Records from a collection
Begin

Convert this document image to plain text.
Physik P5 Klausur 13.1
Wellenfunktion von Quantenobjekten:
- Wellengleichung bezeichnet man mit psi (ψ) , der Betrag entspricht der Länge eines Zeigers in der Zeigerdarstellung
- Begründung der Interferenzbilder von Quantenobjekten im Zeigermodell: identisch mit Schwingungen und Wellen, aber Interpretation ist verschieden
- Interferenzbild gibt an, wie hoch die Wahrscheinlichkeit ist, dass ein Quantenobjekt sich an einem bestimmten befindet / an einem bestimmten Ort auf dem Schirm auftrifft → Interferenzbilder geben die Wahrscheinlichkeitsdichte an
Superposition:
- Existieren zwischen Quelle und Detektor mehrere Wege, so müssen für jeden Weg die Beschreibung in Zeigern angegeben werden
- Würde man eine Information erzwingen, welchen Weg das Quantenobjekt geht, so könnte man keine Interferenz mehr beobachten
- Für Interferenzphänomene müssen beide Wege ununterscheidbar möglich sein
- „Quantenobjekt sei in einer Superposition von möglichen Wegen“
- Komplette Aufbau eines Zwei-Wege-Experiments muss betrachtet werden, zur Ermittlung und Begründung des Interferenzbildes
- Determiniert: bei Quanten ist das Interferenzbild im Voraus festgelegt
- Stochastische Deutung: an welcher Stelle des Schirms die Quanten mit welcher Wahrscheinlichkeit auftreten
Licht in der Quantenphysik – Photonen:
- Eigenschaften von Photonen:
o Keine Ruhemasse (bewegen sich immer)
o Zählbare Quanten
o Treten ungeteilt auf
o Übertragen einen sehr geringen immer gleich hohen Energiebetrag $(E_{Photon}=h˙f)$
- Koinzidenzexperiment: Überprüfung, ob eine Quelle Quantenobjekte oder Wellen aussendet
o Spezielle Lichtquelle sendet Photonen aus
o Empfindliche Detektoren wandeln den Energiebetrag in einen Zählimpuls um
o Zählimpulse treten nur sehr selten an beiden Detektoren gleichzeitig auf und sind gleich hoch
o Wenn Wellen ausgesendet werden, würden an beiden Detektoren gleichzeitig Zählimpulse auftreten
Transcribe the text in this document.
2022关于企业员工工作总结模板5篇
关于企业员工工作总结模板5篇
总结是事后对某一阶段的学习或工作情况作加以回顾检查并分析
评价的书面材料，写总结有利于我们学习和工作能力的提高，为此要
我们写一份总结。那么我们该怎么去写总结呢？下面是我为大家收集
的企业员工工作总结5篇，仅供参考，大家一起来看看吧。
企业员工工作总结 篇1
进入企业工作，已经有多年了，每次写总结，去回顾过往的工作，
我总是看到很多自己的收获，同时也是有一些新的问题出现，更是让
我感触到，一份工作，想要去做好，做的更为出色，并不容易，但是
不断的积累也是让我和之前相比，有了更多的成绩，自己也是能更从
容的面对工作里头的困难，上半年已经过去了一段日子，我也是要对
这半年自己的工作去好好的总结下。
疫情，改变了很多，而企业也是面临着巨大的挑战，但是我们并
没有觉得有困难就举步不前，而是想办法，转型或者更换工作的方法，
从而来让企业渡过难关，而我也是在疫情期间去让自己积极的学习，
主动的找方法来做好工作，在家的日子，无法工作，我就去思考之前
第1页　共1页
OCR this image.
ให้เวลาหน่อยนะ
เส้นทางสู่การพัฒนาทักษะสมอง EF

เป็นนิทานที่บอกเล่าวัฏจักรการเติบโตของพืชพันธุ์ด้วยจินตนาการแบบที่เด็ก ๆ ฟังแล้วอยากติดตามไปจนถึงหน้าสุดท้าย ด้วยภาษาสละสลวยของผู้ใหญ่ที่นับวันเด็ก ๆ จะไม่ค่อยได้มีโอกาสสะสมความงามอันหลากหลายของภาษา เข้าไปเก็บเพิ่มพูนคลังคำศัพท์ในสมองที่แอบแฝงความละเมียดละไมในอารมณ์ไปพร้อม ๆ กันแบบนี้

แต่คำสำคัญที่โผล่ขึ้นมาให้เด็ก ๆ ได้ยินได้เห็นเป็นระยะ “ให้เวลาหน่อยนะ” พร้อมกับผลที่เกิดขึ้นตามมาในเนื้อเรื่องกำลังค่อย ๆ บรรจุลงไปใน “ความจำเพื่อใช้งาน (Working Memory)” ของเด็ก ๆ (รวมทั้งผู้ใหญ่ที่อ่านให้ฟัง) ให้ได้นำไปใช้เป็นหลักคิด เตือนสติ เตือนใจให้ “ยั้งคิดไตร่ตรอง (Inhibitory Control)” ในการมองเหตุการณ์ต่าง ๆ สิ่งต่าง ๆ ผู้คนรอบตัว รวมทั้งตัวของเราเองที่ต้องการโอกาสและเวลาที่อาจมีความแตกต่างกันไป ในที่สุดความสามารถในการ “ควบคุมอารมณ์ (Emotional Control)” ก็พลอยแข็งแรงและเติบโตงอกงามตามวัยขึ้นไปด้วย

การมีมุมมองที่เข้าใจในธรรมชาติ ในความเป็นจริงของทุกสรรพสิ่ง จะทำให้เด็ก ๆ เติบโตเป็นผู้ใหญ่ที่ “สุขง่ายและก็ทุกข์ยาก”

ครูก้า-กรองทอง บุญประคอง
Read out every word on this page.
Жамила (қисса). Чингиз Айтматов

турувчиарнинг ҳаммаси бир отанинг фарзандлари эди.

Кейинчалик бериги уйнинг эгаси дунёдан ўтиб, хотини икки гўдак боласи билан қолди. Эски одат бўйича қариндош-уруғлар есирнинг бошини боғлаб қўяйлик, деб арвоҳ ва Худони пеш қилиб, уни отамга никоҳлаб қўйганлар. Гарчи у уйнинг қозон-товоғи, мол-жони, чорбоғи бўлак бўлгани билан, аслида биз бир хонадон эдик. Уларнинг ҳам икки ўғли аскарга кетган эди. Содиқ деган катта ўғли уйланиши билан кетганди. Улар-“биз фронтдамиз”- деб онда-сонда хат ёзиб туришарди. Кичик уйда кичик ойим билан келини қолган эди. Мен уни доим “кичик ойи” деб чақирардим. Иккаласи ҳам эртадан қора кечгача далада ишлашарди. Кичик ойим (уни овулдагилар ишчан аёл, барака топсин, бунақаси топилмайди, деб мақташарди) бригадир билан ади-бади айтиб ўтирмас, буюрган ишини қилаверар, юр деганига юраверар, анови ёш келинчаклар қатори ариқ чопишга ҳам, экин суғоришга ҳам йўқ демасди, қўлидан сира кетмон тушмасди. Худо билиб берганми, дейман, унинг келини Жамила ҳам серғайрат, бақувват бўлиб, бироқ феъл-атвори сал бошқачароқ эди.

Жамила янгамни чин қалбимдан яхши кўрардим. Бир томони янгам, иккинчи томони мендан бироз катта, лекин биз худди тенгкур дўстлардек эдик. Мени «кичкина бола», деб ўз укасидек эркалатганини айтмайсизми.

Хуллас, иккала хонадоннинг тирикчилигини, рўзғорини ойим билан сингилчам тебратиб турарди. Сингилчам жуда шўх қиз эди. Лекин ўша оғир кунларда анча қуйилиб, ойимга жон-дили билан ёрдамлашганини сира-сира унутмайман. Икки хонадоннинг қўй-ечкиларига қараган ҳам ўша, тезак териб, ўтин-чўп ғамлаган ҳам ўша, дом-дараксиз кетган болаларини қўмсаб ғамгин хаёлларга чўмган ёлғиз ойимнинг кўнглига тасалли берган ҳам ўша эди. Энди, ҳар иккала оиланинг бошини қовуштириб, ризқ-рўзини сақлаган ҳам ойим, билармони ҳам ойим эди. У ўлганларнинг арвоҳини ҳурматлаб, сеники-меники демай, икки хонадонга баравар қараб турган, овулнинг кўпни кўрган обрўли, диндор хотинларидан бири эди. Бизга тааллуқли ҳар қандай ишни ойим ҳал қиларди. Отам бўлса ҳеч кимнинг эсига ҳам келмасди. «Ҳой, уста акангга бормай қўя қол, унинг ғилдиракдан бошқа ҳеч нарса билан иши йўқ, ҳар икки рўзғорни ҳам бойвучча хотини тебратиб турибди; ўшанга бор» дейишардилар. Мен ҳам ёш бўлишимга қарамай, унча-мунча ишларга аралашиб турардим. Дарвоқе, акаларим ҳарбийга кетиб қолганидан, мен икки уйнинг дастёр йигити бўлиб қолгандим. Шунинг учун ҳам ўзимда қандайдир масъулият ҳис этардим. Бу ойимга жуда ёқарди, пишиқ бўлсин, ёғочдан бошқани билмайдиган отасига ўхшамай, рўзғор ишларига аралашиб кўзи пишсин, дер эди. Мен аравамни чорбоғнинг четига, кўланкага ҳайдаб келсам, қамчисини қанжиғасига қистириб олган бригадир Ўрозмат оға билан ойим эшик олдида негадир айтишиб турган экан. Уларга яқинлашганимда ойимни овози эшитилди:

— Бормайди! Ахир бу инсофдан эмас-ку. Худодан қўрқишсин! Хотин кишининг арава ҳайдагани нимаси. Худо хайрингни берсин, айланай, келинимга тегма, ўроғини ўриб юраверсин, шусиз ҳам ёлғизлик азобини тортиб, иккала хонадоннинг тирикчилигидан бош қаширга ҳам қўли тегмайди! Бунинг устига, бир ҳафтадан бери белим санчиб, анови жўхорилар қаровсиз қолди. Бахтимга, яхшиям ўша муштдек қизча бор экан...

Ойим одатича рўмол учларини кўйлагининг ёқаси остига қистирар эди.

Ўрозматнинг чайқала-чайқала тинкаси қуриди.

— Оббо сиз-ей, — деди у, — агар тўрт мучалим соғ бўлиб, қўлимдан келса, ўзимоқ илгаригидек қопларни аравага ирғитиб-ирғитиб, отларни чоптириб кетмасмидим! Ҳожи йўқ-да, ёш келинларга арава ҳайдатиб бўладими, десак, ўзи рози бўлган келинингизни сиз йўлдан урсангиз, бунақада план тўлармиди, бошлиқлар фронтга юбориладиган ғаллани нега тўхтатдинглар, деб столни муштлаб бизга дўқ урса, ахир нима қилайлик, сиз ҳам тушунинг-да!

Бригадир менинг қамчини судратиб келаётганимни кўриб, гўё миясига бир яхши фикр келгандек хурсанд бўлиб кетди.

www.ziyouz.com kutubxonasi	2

End

◆ Exercise objective
Scan the listing above and identify each line holding the string "müssen"; copy every such line.

◆ Solution for this exercise
- Existieren zwischen Quelle und Detektor mehrere Wege, so müssen für jeden Weg die Beschreibung in Zeigern angegeben werden
- Für Interferenzphänomene müssen beide Wege ununterscheidbar möglich sein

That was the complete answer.